Given exercise >> Extract the full listing below without altering a single character.

Entries >>

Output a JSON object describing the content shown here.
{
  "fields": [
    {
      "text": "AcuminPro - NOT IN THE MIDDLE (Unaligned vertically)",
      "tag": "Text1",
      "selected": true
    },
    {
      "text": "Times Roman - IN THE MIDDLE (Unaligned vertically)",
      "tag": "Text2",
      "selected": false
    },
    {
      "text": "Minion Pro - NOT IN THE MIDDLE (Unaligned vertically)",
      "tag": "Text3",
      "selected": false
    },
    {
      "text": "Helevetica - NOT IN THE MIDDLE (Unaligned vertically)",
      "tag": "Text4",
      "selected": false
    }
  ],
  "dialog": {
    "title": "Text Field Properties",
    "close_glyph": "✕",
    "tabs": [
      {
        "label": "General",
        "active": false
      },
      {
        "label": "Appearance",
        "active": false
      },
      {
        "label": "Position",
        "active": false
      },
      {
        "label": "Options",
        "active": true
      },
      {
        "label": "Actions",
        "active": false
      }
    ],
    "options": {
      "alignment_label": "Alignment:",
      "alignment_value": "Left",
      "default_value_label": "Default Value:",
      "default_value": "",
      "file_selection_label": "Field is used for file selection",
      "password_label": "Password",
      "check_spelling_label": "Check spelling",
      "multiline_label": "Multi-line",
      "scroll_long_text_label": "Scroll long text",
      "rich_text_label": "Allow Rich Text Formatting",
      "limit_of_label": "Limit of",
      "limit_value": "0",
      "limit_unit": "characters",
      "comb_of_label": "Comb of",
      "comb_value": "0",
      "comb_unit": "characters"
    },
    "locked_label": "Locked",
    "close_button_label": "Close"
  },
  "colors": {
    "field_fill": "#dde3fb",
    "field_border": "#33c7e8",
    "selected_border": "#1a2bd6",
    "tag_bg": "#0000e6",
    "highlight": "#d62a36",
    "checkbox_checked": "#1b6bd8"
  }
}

Answer to this problem >>
Output a JSON object describing the content shown here.
{
  "fields": [
    {
      "text": "AcuminPro - NOT IN THE MIDDLE (Unaligned vertically)",
      "tag": "Text1",
      "selected": true
    },
    {
      "text": "Times Roman - IN THE MIDDLE (Unaligned vertically)",
      "tag": "Text2",
      "selected": false
    },
    {
      "text": "Minion Pro - NOT IN THE MIDDLE (Unaligned vertically)",
      "tag": "Text3",
      "selected": false
    },
    {
      "text": "Helevetica - NOT IN THE MIDDLE (Unaligned vertically)",
      "tag": "Text4",
      "selected": false
    }
  ],
  "dialog": {
    "title": "Text Field Properties",
    "close_glyph": "✕",
    "tabs": [
      {
        "label": "General",
        "active": false
      },
      {
        "label": "Appearance",
        "active": false
      },
      {
        "label": "Position",
        "active": false
      },
      {
        "label": "Options",
        "active": true
      },
      {
        "label": "Actions",
        "active": false
      }
    ],
    "options": {
      "alignment_label": "Alignment:",
      "alignment_value": "Left",
      "default_value_label": "Default Value:",
      "default_value": "",
      "file_selection_label": "Field is used for file selection",
      "password_label": "Password",
      "check_spelling_label": "Check spelling",
      "multiline_label": "Multi-line",
      "scroll_long_text_label": "Scroll long text",
      "rich_text_label": "Allow Rich Text Formatting",
      "limit_of_label": "Limit of",
      "limit_value": "0",
      "limit_unit": "characters",
      "comb_of_label": "Comb of",
      "comb_value": "0",
      "comb_unit": "characters"
    },
    "locked_label": "Locked",
    "close_button_label": "Close"
  },
  "colors": {
    "field_fill": "#dde3fb",
    "field_border": "#33c7e8",
    "selected_border": "#1a2bd6",
    "tag_bg": "#0000e6",
    "highlight": "#d62a36",
    "checkbox_checked": "#1b6bd8"
  }
}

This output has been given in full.